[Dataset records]
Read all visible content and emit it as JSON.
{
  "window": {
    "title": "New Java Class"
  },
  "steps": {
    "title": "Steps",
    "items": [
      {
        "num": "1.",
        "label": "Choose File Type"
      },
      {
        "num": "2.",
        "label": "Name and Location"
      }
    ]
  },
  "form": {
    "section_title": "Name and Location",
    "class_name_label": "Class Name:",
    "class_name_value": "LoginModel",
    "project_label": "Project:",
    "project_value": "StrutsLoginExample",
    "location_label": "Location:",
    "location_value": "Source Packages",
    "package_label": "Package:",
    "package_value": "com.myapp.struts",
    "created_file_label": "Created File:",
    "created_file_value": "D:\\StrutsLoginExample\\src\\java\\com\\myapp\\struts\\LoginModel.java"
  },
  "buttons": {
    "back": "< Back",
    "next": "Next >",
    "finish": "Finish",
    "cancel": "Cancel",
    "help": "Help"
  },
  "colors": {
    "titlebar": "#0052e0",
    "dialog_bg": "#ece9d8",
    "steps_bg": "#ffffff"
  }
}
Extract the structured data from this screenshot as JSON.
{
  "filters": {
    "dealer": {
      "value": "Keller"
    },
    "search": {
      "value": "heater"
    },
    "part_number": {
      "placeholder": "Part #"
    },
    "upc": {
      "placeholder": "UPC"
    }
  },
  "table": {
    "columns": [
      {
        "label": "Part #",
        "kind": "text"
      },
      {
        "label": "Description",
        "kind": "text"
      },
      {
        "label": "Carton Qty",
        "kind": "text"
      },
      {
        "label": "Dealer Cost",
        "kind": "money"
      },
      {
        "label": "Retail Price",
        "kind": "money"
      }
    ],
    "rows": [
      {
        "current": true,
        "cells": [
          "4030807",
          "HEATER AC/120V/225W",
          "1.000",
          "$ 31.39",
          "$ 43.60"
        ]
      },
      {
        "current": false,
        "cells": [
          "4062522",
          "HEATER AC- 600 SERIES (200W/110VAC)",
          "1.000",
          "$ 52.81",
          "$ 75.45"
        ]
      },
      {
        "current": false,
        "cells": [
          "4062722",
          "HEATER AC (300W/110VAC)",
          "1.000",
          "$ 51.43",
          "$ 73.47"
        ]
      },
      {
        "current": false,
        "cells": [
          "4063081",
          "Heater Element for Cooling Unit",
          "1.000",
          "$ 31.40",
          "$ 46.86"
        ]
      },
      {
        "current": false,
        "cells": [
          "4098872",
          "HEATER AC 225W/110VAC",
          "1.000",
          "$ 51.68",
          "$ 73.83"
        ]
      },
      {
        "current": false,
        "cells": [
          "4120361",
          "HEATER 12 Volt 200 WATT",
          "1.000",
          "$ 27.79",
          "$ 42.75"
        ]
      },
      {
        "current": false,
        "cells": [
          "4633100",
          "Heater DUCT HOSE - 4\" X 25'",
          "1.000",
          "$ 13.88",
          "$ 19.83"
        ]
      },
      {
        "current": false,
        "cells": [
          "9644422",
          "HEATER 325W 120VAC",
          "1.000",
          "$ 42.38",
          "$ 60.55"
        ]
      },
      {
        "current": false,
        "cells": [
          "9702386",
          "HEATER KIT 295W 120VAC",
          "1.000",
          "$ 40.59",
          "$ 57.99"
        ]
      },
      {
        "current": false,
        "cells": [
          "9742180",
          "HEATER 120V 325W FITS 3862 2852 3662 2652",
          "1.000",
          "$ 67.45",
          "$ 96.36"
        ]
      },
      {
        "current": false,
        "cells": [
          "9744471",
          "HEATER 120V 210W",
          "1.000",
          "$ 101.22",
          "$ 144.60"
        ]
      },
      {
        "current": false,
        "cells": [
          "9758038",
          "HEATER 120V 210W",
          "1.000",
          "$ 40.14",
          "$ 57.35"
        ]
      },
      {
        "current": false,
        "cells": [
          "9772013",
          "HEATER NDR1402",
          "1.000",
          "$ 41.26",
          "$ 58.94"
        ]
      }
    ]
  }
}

SET EXERCISE: Return every entry verbatim.

RESULT OF THIS TASK:
Read all visible content and emit it as JSON.
{
  "window": {
    "title": "New Java Class"
  },
  "steps": {
    "title": "Steps",
    "items": [
      {
        "num": "1.",
        "label": "Choose File Type"
      },
      {
        "num": "2.",
        "label": "Name and Location"
      }
    ]
  },
  "form": {
    "section_title": "Name and Location",
    "class_name_label": "Class Name:",
    "class_name_value": "LoginModel",
    "project_label": "Project:",
    "project_value": "StrutsLoginExample",
    "location_label": "Location:",
    "location_value": "Source Packages",
    "package_label": "Package:",
    "package_value": "com.myapp.struts",
    "created_file_label": "Created File:",
    "created_file_value": "D:\\StrutsLoginExample\\src\\java\\com\\myapp\\struts\\LoginModel.java"
  },
  "buttons": {
    "back": "< Back",
    "next": "Next >",
    "finish": "Finish",
    "cancel": "Cancel",
    "help": "Help"
  },
  "colors": {
    "titlebar": "#0052e0",
    "dialog_bg": "#ece9d8",
    "steps_bg": "#ffffff"
  }
}
Extract the structured data from this screenshot as JSON.
{
  "filters": {
    "dealer": {
      "value": "Keller"
    },
    "search": {
      "value": "heater"
    },
    "part_number": {
      "placeholder": "Part #"
    },
    "upc": {
      "placeholder": "UPC"
    }
  },
  "table": {
    "columns": [
      {
        "label": "Part #",
        "kind": "text"
      },
      {
        "label": "Description",
        "kind": "text"
      },
      {
        "label": "Carton Qty",
        "kind": "text"
      },
      {
        "label": "Dealer Cost",
        "kind": "money"
      },
      {
        "label": "Retail Price",
        "kind": "money"
      }
    ],
    "rows": [
      {
        "current": true,
        "cells": [
          "4030807",
          "HEATER AC/120V/225W",
          "1.000",
          "$ 31.39",
          "$ 43.60"
        ]
      },
      {
        "current": false,
        "cells": [
          "4062522",
          "HEATER AC- 600 SERIES (200W/110VAC)",
          "1.000",
          "$ 52.81",
          "$ 75.45"
        ]
      },
      {
        "current": false,
        "cells": [
          "4062722",
          "HEATER AC (300W/110VAC)",
          "1.000",
          "$ 51.43",
          "$ 73.47"
        ]
      },
      {
        "current": false,
        "cells": [
          "4063081",
          "Heater Element for Cooling Unit",
          "1.000",
          "$ 31.40",
          "$ 46.86"
        ]
      },
      {
        "current": false,
        "cells": [
          "4098872",
          "HEATER AC 225W/110VAC",
          "1.000",
          "$ 51.68",
          "$ 73.83"
        ]
      },
      {
        "current": false,
        "cells": [
          "4120361",
          "HEATER 12 Volt 200 WATT",
          "1.000",
          "$ 27.79",
          "$ 42.75"
        ]
      },
      {
        "current": false,
        "cells": [
          "4633100",
          "Heater DUCT HOSE - 4\" X 25'",
          "1.000",
          "$ 13.88",
          "$ 19.83"
        ]
      },
      {
        "current": false,
        "cells": [
          "9644422",
          "HEATER 325W 120VAC",
          "1.000",
          "$ 42.38",
          "$ 60.55"
        ]
      },
      {
        "current": false,
        "cells": [
          "9702386",
          "HEATER KIT 295W 120VAC",
          "1.000",
          "$ 40.59",
          "$ 57.99"
        ]
      },
      {
        "current": false,
        "cells": [
          "9742180",
          "HEATER 120V 325W FITS 3862 2852 3662 2652",
          "1.000",
          "$ 67.45",
          "$ 96.36"
        ]
      },
      {
        "current": false,
        "cells": [
          "9744471",
          "HEATER 120V 210W",
          "1.000",
          "$ 101.22",
          "$ 144.60"
        ]
      },
      {
        "current": false,
        "cells": [
          "9758038",
          "HEATER 120V 210W",
          "1.000",
          "$ 40.14",
          "$ 57.35"
        ]
      },
      {
        "current": false,
        "cells": [
          "9772013",
          "HEATER NDR1402",
          "1.000",
          "$ 41.26",
          "$ 58.94"
        ]
      }
    ]
  }
}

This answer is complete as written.